Copy out all lines of the records in which the word "text" appears.

# [Provided records]
____
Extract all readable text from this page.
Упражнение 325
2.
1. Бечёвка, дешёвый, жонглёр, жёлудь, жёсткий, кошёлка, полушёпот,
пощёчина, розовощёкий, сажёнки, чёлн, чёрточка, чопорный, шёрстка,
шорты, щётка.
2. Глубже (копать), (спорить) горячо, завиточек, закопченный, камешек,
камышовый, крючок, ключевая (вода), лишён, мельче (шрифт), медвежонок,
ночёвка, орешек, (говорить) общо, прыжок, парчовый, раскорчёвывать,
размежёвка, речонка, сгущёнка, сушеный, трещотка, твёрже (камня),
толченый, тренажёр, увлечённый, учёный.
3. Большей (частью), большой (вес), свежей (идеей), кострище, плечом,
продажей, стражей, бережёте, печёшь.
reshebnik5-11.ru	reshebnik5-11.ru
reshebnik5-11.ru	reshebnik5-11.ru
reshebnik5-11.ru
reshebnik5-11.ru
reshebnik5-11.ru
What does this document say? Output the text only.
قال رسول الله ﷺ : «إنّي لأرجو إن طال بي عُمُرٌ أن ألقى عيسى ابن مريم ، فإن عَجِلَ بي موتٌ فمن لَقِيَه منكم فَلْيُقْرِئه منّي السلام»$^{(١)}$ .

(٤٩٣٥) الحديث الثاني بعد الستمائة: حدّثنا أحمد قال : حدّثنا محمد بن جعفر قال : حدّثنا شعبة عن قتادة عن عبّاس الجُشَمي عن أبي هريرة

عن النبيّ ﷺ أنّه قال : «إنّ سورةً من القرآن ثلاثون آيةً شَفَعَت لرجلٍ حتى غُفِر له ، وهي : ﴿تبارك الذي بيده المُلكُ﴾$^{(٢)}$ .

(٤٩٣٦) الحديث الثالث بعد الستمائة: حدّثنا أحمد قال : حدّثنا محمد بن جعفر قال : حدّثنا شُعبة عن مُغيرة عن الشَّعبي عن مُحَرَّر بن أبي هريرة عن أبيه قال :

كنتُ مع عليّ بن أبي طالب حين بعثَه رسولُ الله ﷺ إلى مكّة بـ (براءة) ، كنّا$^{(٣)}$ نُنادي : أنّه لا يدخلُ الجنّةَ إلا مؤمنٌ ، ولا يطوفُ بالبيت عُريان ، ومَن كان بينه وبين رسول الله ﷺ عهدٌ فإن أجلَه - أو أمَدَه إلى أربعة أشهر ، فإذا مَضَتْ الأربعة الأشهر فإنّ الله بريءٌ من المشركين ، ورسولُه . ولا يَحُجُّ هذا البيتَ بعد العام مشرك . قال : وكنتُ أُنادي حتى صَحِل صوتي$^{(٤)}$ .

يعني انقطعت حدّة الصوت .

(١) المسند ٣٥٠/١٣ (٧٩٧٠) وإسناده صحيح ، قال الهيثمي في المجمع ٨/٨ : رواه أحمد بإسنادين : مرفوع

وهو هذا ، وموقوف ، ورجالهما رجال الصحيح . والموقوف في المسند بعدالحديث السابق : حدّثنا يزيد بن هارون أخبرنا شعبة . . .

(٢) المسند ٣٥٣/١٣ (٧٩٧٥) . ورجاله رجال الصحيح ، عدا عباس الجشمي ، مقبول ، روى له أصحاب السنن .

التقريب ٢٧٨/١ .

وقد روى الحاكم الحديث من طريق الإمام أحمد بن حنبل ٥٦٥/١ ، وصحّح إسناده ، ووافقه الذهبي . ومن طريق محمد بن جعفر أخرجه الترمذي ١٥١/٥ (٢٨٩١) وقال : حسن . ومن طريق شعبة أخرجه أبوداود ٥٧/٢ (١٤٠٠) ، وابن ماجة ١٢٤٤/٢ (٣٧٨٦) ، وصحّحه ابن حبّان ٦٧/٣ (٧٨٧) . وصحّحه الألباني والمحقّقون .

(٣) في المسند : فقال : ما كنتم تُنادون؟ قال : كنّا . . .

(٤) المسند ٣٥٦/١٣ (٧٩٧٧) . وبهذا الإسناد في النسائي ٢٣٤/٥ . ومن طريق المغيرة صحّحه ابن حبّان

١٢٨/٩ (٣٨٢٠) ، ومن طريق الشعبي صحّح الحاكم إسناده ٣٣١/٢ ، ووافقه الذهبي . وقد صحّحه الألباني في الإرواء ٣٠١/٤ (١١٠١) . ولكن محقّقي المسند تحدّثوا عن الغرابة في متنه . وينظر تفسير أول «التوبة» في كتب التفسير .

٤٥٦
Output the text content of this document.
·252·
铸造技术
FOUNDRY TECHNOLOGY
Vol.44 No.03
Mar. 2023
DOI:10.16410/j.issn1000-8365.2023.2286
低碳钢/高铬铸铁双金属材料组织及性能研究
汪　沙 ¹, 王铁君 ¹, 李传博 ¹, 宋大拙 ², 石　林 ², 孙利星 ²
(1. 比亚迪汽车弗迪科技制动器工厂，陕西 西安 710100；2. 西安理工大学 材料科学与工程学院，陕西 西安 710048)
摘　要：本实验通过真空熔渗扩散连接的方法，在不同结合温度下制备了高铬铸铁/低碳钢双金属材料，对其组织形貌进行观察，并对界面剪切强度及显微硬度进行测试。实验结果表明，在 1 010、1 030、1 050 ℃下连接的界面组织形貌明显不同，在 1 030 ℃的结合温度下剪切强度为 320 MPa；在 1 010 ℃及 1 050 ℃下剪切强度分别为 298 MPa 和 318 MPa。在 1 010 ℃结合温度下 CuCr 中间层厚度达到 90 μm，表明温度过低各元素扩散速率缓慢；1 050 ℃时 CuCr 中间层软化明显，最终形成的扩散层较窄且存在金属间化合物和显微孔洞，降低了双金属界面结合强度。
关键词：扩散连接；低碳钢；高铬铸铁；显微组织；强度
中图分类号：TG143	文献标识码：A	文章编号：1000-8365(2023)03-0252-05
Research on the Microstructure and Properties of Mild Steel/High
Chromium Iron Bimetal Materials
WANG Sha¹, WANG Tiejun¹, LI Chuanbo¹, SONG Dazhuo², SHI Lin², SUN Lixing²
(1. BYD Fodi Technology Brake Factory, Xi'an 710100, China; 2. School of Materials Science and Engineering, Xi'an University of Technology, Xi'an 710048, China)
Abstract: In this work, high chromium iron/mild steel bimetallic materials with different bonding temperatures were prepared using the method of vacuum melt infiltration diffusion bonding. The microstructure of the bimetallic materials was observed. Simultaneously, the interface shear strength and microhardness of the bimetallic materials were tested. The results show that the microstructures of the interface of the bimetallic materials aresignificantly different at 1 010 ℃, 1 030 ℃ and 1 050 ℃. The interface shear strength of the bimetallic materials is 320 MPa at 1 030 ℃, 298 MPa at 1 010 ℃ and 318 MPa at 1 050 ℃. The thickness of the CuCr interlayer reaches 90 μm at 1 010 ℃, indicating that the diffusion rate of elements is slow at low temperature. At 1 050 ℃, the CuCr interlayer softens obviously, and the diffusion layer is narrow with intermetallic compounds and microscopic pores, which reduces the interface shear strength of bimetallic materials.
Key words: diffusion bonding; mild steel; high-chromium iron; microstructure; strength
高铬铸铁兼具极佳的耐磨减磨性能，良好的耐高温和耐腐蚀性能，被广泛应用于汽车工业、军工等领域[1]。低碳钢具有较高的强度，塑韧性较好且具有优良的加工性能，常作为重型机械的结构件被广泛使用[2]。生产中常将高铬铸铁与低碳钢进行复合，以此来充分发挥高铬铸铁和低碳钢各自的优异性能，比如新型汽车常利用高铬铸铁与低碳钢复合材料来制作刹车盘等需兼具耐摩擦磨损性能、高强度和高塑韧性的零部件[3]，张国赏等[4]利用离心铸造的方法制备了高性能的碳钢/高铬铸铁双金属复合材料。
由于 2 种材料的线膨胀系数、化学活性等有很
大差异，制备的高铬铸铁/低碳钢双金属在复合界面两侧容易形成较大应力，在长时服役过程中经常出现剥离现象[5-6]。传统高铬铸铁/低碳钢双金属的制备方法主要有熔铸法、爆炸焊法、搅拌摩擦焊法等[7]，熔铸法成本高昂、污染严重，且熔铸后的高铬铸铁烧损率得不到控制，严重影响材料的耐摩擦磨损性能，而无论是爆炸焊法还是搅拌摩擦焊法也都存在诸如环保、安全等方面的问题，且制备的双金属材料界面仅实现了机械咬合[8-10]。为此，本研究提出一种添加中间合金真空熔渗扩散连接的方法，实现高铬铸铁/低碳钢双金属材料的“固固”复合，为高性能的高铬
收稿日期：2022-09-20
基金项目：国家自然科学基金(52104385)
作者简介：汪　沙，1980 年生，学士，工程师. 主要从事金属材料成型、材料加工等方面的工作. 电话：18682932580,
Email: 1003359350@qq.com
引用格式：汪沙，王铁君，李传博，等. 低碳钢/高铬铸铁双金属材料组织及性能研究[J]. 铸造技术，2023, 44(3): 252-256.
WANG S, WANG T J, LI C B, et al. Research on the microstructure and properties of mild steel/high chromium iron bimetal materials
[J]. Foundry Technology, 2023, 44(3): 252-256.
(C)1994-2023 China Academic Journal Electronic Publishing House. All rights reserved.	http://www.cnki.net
____
# [Completed task]
Extract all readable text from this page.
What does this document say? Output the text only.
Output the text content of this document.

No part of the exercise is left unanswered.